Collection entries
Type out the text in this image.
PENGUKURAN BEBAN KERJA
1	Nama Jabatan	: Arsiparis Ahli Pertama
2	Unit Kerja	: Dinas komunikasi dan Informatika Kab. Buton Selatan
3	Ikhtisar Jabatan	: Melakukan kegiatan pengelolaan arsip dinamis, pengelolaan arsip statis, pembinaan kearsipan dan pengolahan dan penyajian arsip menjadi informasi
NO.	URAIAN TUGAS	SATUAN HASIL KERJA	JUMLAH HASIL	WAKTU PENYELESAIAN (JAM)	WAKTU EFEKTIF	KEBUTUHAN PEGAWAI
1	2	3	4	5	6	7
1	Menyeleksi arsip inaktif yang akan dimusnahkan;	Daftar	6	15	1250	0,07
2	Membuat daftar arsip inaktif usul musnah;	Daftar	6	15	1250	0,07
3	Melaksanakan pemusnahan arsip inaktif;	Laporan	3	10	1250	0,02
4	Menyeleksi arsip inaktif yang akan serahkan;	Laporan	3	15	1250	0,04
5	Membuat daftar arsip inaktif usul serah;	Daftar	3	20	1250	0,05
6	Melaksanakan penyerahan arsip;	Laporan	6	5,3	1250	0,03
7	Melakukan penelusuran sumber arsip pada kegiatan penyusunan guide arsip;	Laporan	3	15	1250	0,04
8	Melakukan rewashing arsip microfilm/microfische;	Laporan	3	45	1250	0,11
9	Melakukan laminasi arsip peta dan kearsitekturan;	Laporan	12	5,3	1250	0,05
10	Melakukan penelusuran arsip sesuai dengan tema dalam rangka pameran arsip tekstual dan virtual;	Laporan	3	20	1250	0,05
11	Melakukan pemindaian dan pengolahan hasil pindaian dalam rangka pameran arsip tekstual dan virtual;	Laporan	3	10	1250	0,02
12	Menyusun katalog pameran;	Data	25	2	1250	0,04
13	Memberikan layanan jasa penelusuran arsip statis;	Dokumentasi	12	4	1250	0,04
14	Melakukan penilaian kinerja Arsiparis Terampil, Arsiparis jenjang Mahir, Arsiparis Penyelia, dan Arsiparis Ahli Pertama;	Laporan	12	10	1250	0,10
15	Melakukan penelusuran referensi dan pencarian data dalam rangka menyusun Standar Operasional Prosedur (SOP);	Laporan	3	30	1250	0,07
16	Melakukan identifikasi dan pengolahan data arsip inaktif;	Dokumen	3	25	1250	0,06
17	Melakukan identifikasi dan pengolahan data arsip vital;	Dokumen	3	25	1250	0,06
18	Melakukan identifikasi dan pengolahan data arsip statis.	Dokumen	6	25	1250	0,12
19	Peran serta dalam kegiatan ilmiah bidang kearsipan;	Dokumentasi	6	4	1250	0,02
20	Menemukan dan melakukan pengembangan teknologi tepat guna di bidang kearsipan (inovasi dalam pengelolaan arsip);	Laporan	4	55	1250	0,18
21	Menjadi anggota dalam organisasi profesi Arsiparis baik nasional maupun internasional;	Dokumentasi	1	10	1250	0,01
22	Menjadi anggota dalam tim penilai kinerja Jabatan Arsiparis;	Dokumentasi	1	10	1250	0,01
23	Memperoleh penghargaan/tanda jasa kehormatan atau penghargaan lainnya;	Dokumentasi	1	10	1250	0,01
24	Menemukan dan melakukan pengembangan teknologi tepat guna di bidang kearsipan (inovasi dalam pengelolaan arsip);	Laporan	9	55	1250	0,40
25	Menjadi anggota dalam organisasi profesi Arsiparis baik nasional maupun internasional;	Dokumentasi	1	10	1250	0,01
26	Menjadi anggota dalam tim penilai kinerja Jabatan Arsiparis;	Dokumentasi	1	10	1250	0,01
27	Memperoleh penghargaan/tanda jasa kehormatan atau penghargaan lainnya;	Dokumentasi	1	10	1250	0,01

» WRITTEN TASK:
Using the data above, output each line exactly.

» SOLUTION:
Type out the text in this image.
PENGUKURAN BEBAN KERJA
1	Nama Jabatan	: Arsiparis Ahli Pertama
2	Unit Kerja	: Dinas komunikasi dan Informatika Kab. Buton Selatan
3	Ikhtisar Jabatan	: Melakukan kegiatan pengelolaan arsip dinamis, pengelolaan arsip statis, pembinaan kearsipan dan pengolahan dan penyajian arsip menjadi informasi
NO.	URAIAN TUGAS	SATUAN HASIL KERJA	JUMLAH HASIL	WAKTU PENYELESAIAN (JAM)	WAKTU EFEKTIF	KEBUTUHAN PEGAWAI
1	2	3	4	5	6	7
1	Menyeleksi arsip inaktif yang akan dimusnahkan;	Daftar	6	15	1250	0,07
2	Membuat daftar arsip inaktif usul musnah;	Daftar	6	15	1250	0,07
3	Melaksanakan pemusnahan arsip inaktif;	Laporan	3	10	1250	0,02
4	Menyeleksi arsip inaktif yang akan serahkan;	Laporan	3	15	1250	0,04
5	Membuat daftar arsip inaktif usul serah;	Daftar	3	20	1250	0,05
6	Melaksanakan penyerahan arsip;	Laporan	6	5,3	1250	0,03
7	Melakukan penelusuran sumber arsip pada kegiatan penyusunan guide arsip;	Laporan	3	15	1250	0,04
8	Melakukan rewashing arsip microfilm/microfische;	Laporan	3	45	1250	0,11
9	Melakukan laminasi arsip peta dan kearsitekturan;	Laporan	12	5,3	1250	0,05
10	Melakukan penelusuran arsip sesuai dengan tema dalam rangka pameran arsip tekstual dan virtual;	Laporan	3	20	1250	0,05
11	Melakukan pemindaian dan pengolahan hasil pindaian dalam rangka pameran arsip tekstual dan virtual;	Laporan	3	10	1250	0,02
12	Menyusun katalog pameran;	Data	25	2	1250	0,04
13	Memberikan layanan jasa penelusuran arsip statis;	Dokumentasi	12	4	1250	0,04
14	Melakukan penilaian kinerja Arsiparis Terampil, Arsiparis jenjang Mahir, Arsiparis Penyelia, dan Arsiparis Ahli Pertama;	Laporan	12	10	1250	0,10
15	Melakukan penelusuran referensi dan pencarian data dalam rangka menyusun Standar Operasional Prosedur (SOP);	Laporan	3	30	1250	0,07
16	Melakukan identifikasi dan pengolahan data arsip inaktif;	Dokumen	3	25	1250	0,06
17	Melakukan identifikasi dan pengolahan data arsip vital;	Dokumen	3	25	1250	0,06
18	Melakukan identifikasi dan pengolahan data arsip statis.	Dokumen	6	25	1250	0,12
19	Peran serta dalam kegiatan ilmiah bidang kearsipan;	Dokumentasi	6	4	1250	0,02
20	Menemukan dan melakukan pengembangan teknologi tepat guna di bidang kearsipan (inovasi dalam pengelolaan arsip);	Laporan	4	55	1250	0,18
21	Menjadi anggota dalam organisasi profesi Arsiparis baik nasional maupun internasional;	Dokumentasi	1	10	1250	0,01
22	Menjadi anggota dalam tim penilai kinerja Jabatan Arsiparis;	Dokumentasi	1	10	1250	0,01
23	Memperoleh penghargaan/tanda jasa kehormatan atau penghargaan lainnya;	Dokumentasi	1	10	1250	0,01
24	Menemukan dan melakukan pengembangan teknologi tepat guna di bidang kearsipan (inovasi dalam pengelolaan arsip);	Laporan	9	55	1250	0,40
25	Menjadi anggota dalam organisasi profesi Arsiparis baik nasional maupun internasional;	Dokumentasi	1	10	1250	0,01
26	Menjadi anggota dalam tim penilai kinerja Jabatan Arsiparis;	Dokumentasi	1	10	1250	0,01
27	Memperoleh penghargaan/tanda jasa kehormatan atau penghargaan lainnya;	Dokumentasi	1	10	1250	0,01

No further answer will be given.